- _WHAT IS REQUIRED_: Establish how many lines in the records below include the word "stecken"; respond with that number only.

++++++++++

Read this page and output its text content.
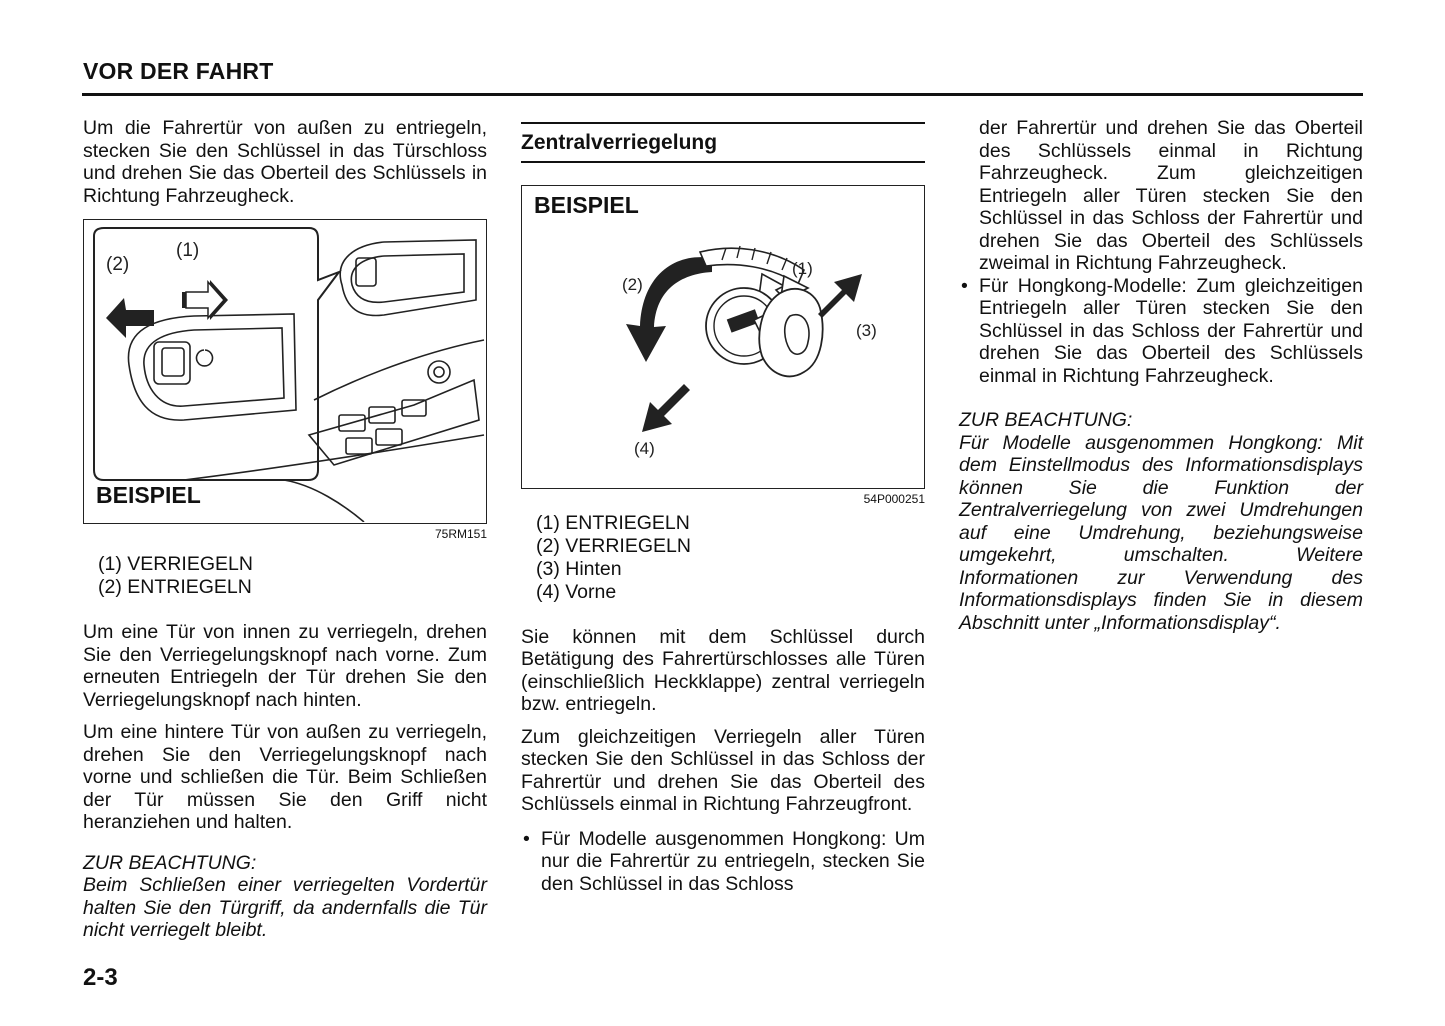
VOR DER FAHRT

Um die Fahrertür von außen zu entriegeln, stecken Sie den Schlüssel in das Türschloss und drehen Sie das Oberteil des Schlüssels in Richtung Fahrzeugheck.

(1)
(2)
BEISPIEL
75RM151
(1) VERRIEGELN
(2) ENTRIEGELN

Um eine Tür von innen zu verriegeln, drehen Sie den Verriegelungsknopf nach vorne. Zum erneuten Entriegeln der Tür drehen Sie den Verriegelungsknopf nach hinten.

Um eine hintere Tür von außen zu verriegeln, drehen Sie den Verriegelungsknopf nach vorne und schließen die Tür. Beim Schließen der Tür müssen Sie den Griff nicht heranziehen und halten.

ZUR BEACHTUNG:
Beim Schließen einer verriegelten Vordertür halten Sie den Türgriff, da andernfalls die Tür nicht verriegelt bleibt.
Zentralverriegelung
BEISPIEL
(1)
(2)
(3)
(4)
54P000251
(1) ENTRIEGELN
(2) VERRIEGELN
(3) Hinten
(4) Vorne

Sie können mit dem Schlüssel durch Betätigung des Fahrertürschlosses alle Türen (einschließlich Heckklappe) zentral verriegeln bzw. entriegeln.

Zum gleichzeitigen Verriegeln aller Türen stecken Sie den Schlüssel in das Schloss der Fahrertür und drehen Sie das Oberteil des Schlüssels einmal in Richtung Fahrzeugfront.

• Für Modelle ausgenommen Hongkong: Um nur die Fahrertür zu entriegeln, stecken Sie den Schlüssel in das Schloss

der Fahrertür und drehen Sie das Oberteil des Schlüssels einmal in Richtung Fahrzeugheck. Zum gleichzeitigen Entriegeln aller Türen stecken Sie den Schlüssel in das Schloss der Fahrertür und drehen Sie das Oberteil des Schlüssels zweimal in Richtung Fahrzeugheck.

• Für Hongkong-Modelle: Zum gleichzeitigen Entriegeln aller Türen stecken Sie den Schlüssel in das Schloss der Fahrertür und drehen Sie das Oberteil des Schlüssels einmal in Richtung Fahrzeugheck.
ZUR BEACHTUNG:
Für Modelle ausgenommen Hongkong: Mit dem Einstellmodus des Informationsdisplays können Sie die Funktion der Zentralverriegelung von zwei Umdrehungen auf eine Umdrehung, beziehungsweise umgekehrt, umschalten. Weitere Informationen zur Verwendung des Informationsdisplays finden Sie in diesem Abschnitt unter „Informationsdisplay“.
2-3
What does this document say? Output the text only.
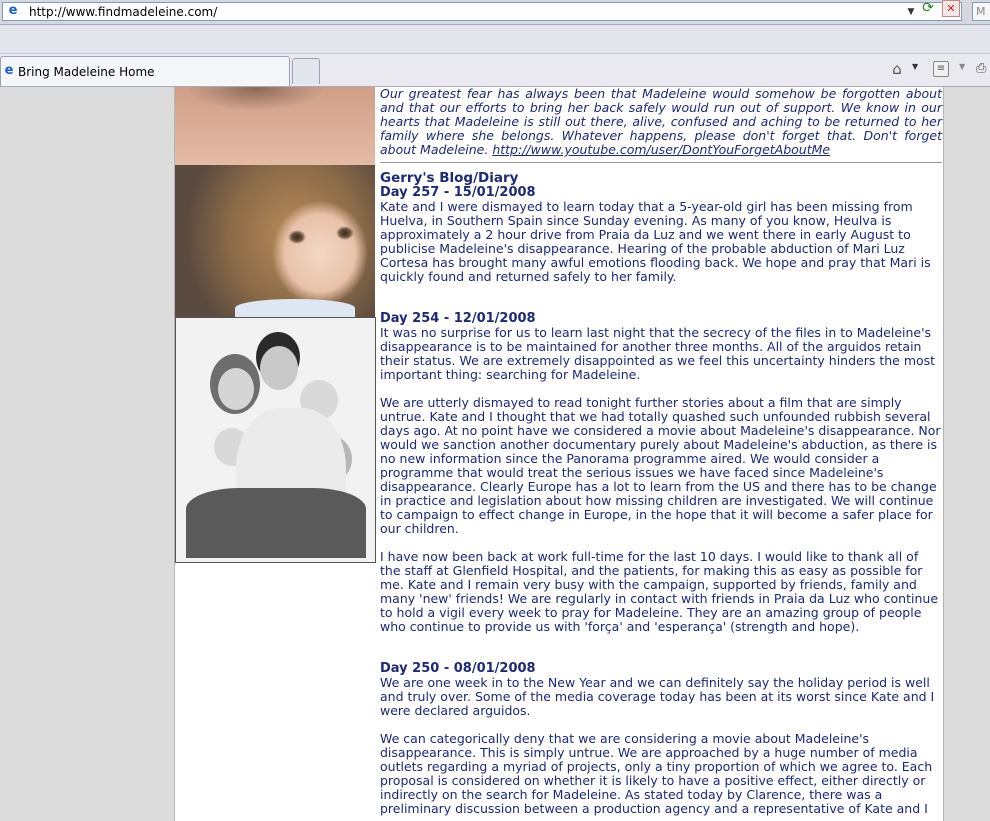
e http://www.findmadeleine.com/	▼ ⟳	✕	M
e Bring Madeleine Home	⌂	▼	≡	▼ ⎙

Our greatest fear has always been that Madeleine would somehow be forgotten about and that our efforts to bring her back safely would run out of support. We know in our hearts that Madeleine is still out there, alive, confused and aching to be returned to her family where she belongs. Whatever happens, please don't forget that. Don't forget about Madeleine. http://www.youtube.com/user/DontYouForgetAboutMe

Gerry's Blog/Diary

Day 257 - 15/01/2008

Kate and I were dismayed to learn today that a 5-year-old girl has been missing from Huelva, in Southern Spain since Sunday evening. As many of you know, Heulva is approximately a 2 hour drive from Praia da Luz and we went there in early August to publicise Madeleine's disappearance. Hearing of the probable abduction of Mari Luz Cortesa has brought many awful emotions flooding back. We hope and pray that Mari is quickly found and returned safely to her family.

Day 254 - 12/01/2008

It was no surprise for us to learn last night that the secrecy of the files in to Madeleine's disappearance is to be maintained for another three months. All of the arguidos retain their status. We are extremely disappointed as we feel this uncertainty hinders the most important thing: searching for Madeleine.

We are utterly dismayed to read tonight further stories about a film that are simply untrue. Kate and I thought that we had totally quashed such unfounded rubbish several days ago. At no point have we considered a movie about Madeleine's disappearance. Nor would we sanction another documentary purely about Madeleine's abduction, as there is no new information since the Panorama programme aired. We would consider a programme that would treat the serious issues we have faced since Madeleine's disappearance. Clearly Europe has a lot to learn from the US and there has to be change in practice and legislation about how missing children are investigated. We will continue to campaign to effect change in Europe, in the hope that it will become a safer place for our children.

I have now been back at work full-time for the last 10 days. I would like to thank all of the staff at Glenfield Hospital, and the patients, for making this as easy as possible for me. Kate and I remain very busy with the campaign, supported by friends, family and many 'new' friends! We are regularly in contact with friends in Praia da Luz who continue to hold a vigil every week to pray for Madeleine. They are an amazing group of people who continue to provide us with 'força' and 'esperança' (strength and hope).

Day 250 - 08/01/2008

We are one week in to the New Year and we can definitely say the holiday period is well and truly over. Some of the media coverage today has been at its worst since Kate and I were declared arguidos.

We can categorically deny that we are considering a movie about Madeleine's disappearance. This is simply untrue. We are approached by a huge number of media outlets regarding a myriad of projects, only a tiny proportion of which we agree to. Each proposal is considered on whether it is likely to have a positive effect, either directly or indirectly on the search for Madeleine. As stated today by Clarence, there was a preliminary discussion between a production agency and a representative of Kate and I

++++++++++

- _ANSWER TO THIS TASK_: 5